**Supplied text:**
== Segment start ==

Congress is once again working against the clock to finance the government, and it appears that school lunches may be cut from the budget.
According to individuals familiar with the situation, certain Republican senators, including Senate Minority Leader Mitch McConnell, are opposed to adding a pandemic-era free school meal policy in the federal funding agreement.
While Democrats support extending some pandemic-related federal programs in the package, a Republican leadership aide told the Post that further extensions of expiring programs would be too costly. Congress has until midnight on Friday to pass a package to keep the government funded and avoid a federal shutdown.
“This weekend, I’ve made a request to speak to Leader McConnell and Leader McCarthy,” US Department of Agriculture Sec. Tom Vilsack told the Post. “Now, I realize that they’ve got a lot on their plate. But the failure of Republicans to respond to this means that kids are going to have less on their plates. And there’s no reason for this. There’s no reason for this.”

== Segment end ==

**Work order 1:** Translate this sentence from the passage on school lunch funding into Spanish: "Congress has until midnight on Friday to pass a package to keep the government funded and avoid a federal shutdown."
**Work order 2:** Decide whether each statement agrees with the passage on school lunch funding, and support each answer with a quotation: (a) Tom Vilsack is the US Secretary of Agriculture. (b) Democrats oppose extending pandemic-related federal programs in the package. (c) Vilsack said he had already spoken with McConnell and McCarthy.
**Work order 3:** In the passage on school lunch funding, rewrite the part starting with "According to individuals" and going on through "a federal shutdown.", substituting "federal spending bill" for "federal funding agreement".

(Dataset entries)
== Segment start ==

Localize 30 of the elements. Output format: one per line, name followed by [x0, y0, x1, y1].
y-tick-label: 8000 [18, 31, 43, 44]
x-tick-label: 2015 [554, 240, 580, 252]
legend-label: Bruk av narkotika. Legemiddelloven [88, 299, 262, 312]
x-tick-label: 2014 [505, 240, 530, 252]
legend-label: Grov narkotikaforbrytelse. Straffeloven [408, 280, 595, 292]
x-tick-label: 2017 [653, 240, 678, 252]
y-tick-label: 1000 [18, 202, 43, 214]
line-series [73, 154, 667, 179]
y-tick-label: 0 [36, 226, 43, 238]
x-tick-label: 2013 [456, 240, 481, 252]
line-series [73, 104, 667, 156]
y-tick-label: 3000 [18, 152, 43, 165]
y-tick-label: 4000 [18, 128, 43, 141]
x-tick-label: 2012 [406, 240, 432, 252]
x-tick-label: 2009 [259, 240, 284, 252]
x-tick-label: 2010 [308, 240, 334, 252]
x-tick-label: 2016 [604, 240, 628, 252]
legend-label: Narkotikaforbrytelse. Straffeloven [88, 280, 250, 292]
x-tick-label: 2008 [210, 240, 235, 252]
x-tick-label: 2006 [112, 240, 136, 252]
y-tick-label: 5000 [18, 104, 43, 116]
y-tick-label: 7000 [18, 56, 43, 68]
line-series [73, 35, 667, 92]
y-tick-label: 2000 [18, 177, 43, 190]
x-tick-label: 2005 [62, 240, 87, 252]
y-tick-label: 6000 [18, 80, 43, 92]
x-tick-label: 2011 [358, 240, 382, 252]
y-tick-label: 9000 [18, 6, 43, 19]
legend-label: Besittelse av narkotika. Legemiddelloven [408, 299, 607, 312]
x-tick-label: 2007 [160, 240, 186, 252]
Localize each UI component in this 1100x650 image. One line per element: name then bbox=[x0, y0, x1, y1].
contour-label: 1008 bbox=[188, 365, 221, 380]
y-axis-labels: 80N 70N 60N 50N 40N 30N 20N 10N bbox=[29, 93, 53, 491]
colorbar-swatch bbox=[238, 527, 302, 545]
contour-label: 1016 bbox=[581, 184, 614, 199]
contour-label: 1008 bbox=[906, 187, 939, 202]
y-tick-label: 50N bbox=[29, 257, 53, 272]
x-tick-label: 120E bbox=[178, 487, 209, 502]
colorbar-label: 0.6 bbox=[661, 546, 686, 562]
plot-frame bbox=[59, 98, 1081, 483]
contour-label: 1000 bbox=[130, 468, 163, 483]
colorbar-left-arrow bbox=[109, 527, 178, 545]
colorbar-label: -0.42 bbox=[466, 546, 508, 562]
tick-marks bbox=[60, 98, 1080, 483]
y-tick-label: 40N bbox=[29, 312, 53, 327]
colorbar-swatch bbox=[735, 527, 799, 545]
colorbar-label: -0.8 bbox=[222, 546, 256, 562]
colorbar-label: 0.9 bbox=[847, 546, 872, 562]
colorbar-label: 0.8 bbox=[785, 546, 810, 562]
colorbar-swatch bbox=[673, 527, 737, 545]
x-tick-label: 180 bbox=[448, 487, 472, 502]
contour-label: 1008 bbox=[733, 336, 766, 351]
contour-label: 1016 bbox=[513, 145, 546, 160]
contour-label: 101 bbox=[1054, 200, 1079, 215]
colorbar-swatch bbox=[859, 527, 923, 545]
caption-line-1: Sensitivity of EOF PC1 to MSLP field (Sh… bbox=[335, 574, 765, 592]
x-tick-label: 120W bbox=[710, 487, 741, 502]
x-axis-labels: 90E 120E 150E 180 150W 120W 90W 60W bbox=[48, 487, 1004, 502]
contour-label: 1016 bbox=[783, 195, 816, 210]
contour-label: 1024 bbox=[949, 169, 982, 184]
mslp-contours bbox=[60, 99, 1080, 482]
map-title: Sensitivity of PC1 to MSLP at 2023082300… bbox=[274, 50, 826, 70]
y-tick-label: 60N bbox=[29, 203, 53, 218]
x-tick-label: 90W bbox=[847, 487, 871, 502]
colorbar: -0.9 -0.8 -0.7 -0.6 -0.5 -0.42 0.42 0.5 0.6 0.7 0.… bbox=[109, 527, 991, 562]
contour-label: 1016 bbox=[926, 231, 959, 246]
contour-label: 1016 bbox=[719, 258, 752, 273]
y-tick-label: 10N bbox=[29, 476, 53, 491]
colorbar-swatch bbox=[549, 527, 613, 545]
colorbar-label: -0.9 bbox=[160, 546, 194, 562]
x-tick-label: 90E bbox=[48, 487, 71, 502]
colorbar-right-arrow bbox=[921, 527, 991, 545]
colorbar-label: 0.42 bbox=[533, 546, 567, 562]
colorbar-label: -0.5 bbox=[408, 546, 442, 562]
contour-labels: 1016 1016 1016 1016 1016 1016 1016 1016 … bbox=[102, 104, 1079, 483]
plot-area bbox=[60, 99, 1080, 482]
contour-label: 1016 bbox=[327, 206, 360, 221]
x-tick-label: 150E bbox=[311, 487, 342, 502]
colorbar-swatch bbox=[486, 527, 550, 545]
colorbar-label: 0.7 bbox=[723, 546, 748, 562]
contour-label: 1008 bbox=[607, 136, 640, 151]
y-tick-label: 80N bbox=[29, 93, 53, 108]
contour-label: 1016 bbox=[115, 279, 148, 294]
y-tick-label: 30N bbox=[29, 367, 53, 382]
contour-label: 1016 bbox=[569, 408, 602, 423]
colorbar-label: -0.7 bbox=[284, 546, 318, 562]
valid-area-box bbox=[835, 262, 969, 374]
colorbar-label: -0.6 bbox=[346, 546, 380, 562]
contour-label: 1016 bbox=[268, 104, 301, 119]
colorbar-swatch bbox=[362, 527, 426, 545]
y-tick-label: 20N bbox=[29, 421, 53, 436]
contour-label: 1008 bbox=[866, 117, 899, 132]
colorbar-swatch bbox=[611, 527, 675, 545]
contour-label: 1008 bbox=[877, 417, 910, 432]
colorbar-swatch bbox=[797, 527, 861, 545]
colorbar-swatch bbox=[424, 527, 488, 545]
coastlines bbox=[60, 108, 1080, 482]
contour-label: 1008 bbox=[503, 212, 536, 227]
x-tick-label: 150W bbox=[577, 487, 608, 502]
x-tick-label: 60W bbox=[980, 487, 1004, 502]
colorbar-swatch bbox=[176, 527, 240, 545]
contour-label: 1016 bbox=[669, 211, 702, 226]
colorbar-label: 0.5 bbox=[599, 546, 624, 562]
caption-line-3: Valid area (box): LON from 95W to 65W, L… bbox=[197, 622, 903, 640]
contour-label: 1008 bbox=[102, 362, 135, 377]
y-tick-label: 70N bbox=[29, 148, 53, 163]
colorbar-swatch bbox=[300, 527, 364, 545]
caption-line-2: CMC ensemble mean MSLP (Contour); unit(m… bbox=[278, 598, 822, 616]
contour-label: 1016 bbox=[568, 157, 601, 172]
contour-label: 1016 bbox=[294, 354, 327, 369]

== Segment end ==

**Final answer 1:** El Congreso tiene hasta la medianoche del viernes para aprobar un paquete que mantenga financiado al gobierno y evite un cierre federal.

**Final answer 2:**
(a) Yes: "US Department of Agriculture Sec. Tom Vilsack"
(b) No: "Democrats support extending some pandemic-related federal programs in the package"
(c) No: "I’ve made a request to speak to Leader McConnell and Leader McCarthy"

**Final answer 3:**
According to individuals familiar with the situation, certain Republican senators, including Senate Minority Leader Mitch McConnell, are opposed to adding a pandemic-era free school meal policy in the federal spending bill.
While Democrats support extending some pandemic-related federal programs in the package, a Republican leadership aide told the Post that further extensions of expiring programs would be too costly. Congress has until midnight on Friday to pass a package to keep the government funded and avoid a federal shutdown.